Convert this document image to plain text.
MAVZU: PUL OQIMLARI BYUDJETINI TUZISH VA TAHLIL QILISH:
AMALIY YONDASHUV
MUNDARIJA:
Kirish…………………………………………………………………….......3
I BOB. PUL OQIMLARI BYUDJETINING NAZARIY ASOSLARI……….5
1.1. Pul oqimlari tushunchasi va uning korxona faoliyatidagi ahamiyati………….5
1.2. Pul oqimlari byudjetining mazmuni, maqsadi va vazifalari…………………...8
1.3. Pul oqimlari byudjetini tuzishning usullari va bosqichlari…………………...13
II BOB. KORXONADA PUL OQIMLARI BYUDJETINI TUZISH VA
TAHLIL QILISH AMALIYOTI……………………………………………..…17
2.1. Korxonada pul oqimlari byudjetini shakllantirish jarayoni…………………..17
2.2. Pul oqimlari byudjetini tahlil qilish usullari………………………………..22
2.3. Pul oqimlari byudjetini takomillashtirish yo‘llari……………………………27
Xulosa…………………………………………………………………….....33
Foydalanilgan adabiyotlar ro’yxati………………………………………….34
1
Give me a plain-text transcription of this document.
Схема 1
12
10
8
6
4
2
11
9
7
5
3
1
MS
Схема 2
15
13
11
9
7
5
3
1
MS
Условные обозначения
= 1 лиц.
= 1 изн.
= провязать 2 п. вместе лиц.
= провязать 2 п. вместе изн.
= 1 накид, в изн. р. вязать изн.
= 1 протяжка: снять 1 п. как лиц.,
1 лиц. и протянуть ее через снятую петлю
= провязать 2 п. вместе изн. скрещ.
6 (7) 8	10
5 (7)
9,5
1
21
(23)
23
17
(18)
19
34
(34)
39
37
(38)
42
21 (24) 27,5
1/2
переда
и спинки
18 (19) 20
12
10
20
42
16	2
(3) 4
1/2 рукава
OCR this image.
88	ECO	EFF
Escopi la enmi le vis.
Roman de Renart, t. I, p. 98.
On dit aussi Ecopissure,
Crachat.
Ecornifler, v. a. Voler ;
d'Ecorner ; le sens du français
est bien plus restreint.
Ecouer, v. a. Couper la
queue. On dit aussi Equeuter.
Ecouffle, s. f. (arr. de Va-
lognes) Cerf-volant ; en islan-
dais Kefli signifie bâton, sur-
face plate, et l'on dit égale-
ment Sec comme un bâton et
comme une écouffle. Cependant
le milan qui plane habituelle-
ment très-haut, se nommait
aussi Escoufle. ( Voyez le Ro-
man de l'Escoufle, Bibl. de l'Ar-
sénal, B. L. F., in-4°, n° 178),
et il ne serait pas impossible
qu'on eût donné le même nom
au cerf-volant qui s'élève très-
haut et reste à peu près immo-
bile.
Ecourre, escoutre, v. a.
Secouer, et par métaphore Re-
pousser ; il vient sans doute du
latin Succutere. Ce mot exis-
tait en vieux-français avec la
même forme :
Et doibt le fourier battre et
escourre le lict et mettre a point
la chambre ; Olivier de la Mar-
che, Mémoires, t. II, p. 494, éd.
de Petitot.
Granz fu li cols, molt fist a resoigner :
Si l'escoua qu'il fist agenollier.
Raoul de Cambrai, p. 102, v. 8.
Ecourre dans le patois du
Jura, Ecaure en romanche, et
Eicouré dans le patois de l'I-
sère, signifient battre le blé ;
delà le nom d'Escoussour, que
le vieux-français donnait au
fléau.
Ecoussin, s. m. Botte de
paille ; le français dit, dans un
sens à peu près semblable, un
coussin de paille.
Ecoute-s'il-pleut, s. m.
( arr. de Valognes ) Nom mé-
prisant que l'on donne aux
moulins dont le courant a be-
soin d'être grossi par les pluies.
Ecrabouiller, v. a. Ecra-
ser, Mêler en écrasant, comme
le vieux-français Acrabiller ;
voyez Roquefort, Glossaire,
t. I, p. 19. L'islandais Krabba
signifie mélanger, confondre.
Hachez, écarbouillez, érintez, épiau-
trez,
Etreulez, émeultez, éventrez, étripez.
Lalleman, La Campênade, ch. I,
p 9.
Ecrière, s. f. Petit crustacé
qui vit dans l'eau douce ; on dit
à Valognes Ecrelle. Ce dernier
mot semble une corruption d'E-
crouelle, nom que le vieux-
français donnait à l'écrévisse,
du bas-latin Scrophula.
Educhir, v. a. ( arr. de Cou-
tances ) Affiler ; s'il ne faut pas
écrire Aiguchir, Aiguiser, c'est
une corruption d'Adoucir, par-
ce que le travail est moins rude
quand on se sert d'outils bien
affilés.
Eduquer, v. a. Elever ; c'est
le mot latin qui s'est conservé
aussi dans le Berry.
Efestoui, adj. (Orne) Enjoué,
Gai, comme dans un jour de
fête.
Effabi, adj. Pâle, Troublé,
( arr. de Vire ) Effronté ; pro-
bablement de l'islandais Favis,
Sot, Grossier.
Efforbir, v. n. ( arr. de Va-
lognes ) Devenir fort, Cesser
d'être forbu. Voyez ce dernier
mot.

---

Print all of the entries again, exactly as written.

▶ The output:
Convert this document image to plain text.
MAVZU: PUL OQIMLARI BYUDJETINI TUZISH VA TAHLIL QILISH:
AMALIY YONDASHUV
MUNDARIJA:
Kirish…………………………………………………………………….......3
I BOB. PUL OQIMLARI BYUDJETINING NAZARIY ASOSLARI……….5
1.1. Pul oqimlari tushunchasi va uning korxona faoliyatidagi ahamiyati………….5
1.2. Pul oqimlari byudjetining mazmuni, maqsadi va vazifalari…………………...8
1.3. Pul oqimlari byudjetini tuzishning usullari va bosqichlari…………………...13
II BOB. KORXONADA PUL OQIMLARI BYUDJETINI TUZISH VA
TAHLIL QILISH AMALIYOTI……………………………………………..…17
2.1. Korxonada pul oqimlari byudjetini shakllantirish jarayoni…………………..17
2.2. Pul oqimlari byudjetini tahlil qilish usullari………………………………..22
2.3. Pul oqimlari byudjetini takomillashtirish yo‘llari……………………………27
Xulosa…………………………………………………………………….....33
Foydalanilgan adabiyotlar ro’yxati………………………………………….34
1
Give me a plain-text transcription of this document.
Схема 1
12
10
8
6
4
2
11
9
7
5
3
1
MS
Схема 2
15
13
11
9
7
5
3
1
MS
Условные обозначения
= 1 лиц.
= 1 изн.
= провязать 2 п. вместе лиц.
= провязать 2 п. вместе изн.
= 1 накид, в изн. р. вязать изн.
= 1 протяжка: снять 1 п. как лиц.,
1 лиц. и протянуть ее через снятую петлю
= провязать 2 п. вместе изн. скрещ.
6 (7) 8	10
5 (7)
9,5
1
21
(23)
23
17
(18)
19
34
(34)
39
37
(38)
42
21 (24) 27,5
1/2
переда
и спинки
18 (19) 20
12
10
20
42
16	2
(3) 4
1/2 рукава
OCR this image.
88	ECO	EFF
Escopi la enmi le vis.
Roman de Renart, t. I, p. 98.
On dit aussi Ecopissure,
Crachat.
Ecornifler, v. a. Voler ;
d'Ecorner ; le sens du français
est bien plus restreint.
Ecouer, v. a. Couper la
queue. On dit aussi Equeuter.
Ecouffle, s. f. (arr. de Va-
lognes) Cerf-volant ; en islan-
dais Kefli signifie bâton, sur-
face plate, et l'on dit égale-
ment Sec comme un bâton et
comme une écouffle. Cependant
le milan qui plane habituelle-
ment très-haut, se nommait
aussi Escoufle. ( Voyez le Ro-
man de l'Escoufle, Bibl. de l'Ar-
sénal, B. L. F., in-4°, n° 178),
et il ne serait pas impossible
qu'on eût donné le même nom
au cerf-volant qui s'élève très-
haut et reste à peu près immo-
bile.
Ecourre, escoutre, v. a.
Secouer, et par métaphore Re-
pousser ; il vient sans doute du
latin Succutere. Ce mot exis-
tait en vieux-français avec la
même forme :
Et doibt le fourier battre et
escourre le lict et mettre a point
la chambre ; Olivier de la Mar-
che, Mémoires, t. II, p. 494, éd.
de Petitot.
Granz fu li cols, molt fist a resoigner :
Si l'escoua qu'il fist agenollier.
Raoul de Cambrai, p. 102, v. 8.
Ecourre dans le patois du
Jura, Ecaure en romanche, et
Eicouré dans le patois de l'I-
sère, signifient battre le blé ;
delà le nom d'Escoussour, que
le vieux-français donnait au
fléau.
Ecoussin, s. m. Botte de
paille ; le français dit, dans un
sens à peu près semblable, un
coussin de paille.
Ecoute-s'il-pleut, s. m.
( arr. de Valognes ) Nom mé-
prisant que l'on donne aux
moulins dont le courant a be-
soin d'être grossi par les pluies.
Ecrabouiller, v. a. Ecra-
ser, Mêler en écrasant, comme
le vieux-français Acrabiller ;
voyez Roquefort, Glossaire,
t. I, p. 19. L'islandais Krabba
signifie mélanger, confondre.
Hachez, écarbouillez, érintez, épiau-
trez,
Etreulez, émeultez, éventrez, étripez.
Lalleman, La Campênade, ch. I,
p 9.
Ecrière, s. f. Petit crustacé
qui vit dans l'eau douce ; on dit
à Valognes Ecrelle. Ce dernier
mot semble une corruption d'E-
crouelle, nom que le vieux-
français donnait à l'écrévisse,
du bas-latin Scrophula.
Educhir, v. a. ( arr. de Cou-
tances ) Affiler ; s'il ne faut pas
écrire Aiguchir, Aiguiser, c'est
une corruption d'Adoucir, par-
ce que le travail est moins rude
quand on se sert d'outils bien
affilés.
Eduquer, v. a. Elever ; c'est
le mot latin qui s'est conservé
aussi dans le Berry.
Efestoui, adj. (Orne) Enjoué,
Gai, comme dans un jour de
fête.
Effabi, adj. Pâle, Troublé,
( arr. de Vire ) Effronté ; pro-
bablement de l'islandais Favis,
Sot, Grossier.
Efforbir, v. n. ( arr. de Va-
lognes ) Devenir fort, Cesser
d'être forbu. Voyez ce dernier
mot.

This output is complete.